Directions:
Everything from the line containing "Read all visible content and emit it as JSON." to the last line of the records must be returned verbatim; nothing else belongs in the output.

Collection entries

— Start —

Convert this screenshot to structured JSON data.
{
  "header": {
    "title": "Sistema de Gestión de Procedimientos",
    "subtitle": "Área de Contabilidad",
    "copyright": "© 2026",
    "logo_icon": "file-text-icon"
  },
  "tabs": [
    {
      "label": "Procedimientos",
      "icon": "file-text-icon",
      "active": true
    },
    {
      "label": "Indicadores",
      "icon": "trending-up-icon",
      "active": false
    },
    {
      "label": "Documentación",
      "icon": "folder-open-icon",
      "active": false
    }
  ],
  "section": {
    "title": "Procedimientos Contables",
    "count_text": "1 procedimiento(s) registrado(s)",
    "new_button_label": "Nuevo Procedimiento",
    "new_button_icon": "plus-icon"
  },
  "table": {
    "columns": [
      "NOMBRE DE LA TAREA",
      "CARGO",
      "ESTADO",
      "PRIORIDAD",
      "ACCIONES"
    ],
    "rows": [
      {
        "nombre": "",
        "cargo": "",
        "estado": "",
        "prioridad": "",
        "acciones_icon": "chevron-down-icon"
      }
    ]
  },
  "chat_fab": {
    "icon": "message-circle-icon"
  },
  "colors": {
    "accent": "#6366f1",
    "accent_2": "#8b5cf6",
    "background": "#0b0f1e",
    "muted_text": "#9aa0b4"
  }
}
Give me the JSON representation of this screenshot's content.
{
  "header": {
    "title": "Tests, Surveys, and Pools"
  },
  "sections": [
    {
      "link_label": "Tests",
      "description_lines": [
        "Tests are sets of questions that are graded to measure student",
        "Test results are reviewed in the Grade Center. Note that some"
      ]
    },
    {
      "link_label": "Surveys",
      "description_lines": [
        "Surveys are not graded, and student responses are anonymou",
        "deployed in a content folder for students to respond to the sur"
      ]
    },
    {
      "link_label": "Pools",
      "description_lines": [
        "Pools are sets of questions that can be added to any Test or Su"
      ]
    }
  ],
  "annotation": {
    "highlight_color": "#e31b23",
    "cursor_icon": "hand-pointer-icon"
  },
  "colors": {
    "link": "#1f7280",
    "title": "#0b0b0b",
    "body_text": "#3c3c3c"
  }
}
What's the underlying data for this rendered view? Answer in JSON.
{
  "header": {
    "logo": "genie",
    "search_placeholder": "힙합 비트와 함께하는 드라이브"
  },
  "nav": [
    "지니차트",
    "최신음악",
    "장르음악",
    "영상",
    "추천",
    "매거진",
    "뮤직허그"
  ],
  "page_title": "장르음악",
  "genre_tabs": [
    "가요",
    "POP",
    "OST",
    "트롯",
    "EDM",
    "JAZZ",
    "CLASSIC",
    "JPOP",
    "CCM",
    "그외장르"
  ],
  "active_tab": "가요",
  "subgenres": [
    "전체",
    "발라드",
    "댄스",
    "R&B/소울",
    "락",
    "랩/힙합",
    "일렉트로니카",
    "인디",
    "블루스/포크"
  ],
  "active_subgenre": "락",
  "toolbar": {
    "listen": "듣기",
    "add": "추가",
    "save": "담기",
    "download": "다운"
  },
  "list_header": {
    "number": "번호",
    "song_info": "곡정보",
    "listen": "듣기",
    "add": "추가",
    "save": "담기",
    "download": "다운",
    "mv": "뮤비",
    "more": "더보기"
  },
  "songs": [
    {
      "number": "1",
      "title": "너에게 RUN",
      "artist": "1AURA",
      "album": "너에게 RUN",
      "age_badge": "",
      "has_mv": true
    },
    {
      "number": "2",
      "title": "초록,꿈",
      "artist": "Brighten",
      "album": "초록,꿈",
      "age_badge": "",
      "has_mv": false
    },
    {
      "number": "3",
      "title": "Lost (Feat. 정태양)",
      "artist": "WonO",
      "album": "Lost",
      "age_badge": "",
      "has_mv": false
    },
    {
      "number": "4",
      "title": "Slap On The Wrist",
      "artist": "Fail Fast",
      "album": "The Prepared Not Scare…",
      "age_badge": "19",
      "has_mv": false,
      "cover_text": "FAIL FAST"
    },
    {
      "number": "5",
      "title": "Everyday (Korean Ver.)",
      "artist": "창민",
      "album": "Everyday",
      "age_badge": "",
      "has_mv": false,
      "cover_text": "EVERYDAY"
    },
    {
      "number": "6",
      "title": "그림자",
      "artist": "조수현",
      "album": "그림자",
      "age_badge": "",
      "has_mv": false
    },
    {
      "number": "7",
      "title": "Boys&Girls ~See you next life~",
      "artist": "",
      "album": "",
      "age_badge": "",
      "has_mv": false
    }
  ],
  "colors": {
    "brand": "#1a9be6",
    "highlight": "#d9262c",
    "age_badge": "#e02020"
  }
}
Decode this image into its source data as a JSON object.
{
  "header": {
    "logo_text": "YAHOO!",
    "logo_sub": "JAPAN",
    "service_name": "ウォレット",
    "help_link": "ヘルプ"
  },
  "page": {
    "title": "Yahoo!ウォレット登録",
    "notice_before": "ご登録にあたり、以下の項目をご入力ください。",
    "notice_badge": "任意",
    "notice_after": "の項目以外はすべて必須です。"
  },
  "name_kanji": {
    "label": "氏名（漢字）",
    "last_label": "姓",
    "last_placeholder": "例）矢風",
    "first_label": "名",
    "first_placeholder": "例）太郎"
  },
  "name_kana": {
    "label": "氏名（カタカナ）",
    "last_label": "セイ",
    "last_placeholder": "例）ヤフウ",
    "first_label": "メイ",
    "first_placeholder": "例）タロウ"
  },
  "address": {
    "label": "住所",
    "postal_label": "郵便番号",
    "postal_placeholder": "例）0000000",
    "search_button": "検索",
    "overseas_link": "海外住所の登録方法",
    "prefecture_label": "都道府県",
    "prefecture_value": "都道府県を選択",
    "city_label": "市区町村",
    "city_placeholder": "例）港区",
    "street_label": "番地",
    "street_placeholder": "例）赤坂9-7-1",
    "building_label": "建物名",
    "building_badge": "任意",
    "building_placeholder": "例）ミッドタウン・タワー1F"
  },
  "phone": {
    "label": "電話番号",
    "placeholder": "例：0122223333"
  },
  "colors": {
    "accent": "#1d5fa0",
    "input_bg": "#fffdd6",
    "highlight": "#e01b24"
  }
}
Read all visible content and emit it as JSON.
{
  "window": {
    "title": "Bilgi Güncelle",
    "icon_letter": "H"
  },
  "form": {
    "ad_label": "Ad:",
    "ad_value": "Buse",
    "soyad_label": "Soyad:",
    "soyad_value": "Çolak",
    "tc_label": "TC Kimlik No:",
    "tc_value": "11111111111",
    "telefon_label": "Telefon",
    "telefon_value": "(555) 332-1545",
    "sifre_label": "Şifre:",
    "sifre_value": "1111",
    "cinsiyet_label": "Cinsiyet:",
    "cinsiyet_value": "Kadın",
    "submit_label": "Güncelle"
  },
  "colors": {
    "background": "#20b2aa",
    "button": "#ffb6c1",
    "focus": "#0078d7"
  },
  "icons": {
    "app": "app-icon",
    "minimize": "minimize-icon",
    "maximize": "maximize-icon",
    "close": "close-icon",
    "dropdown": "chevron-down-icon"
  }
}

— End —

Task answer:
Read all visible content and emit it as JSON.
{
  "window": {
    "title": "Bilgi Güncelle",
    "icon_letter": "H"
  },
  "form": {
    "ad_label": "Ad:",
    "ad_value": "Buse",
    "soyad_label": "Soyad:",
    "soyad_value": "Çolak",
    "tc_label": "TC Kimlik No:",
    "tc_value": "11111111111",
    "telefon_label": "Telefon",
    "telefon_value": "(555) 332-1545",
    "sifre_label": "Şifre:",
    "sifre_value": "1111",
    "cinsiyet_label": "Cinsiyet:",
    "cinsiyet_value": "Kadın",
    "submit_label": "Güncelle"
  },
  "colors": {
    "background": "#20b2aa",
    "button": "#ffb6c1",
    "focus": "#0078d7"
  },
  "icons": {
    "app": "app-icon",
    "minimize": "minimize-icon",
    "maximize": "maximize-icon",
    "close": "close-icon",
    "dropdown": "chevron-down-icon"
  }
}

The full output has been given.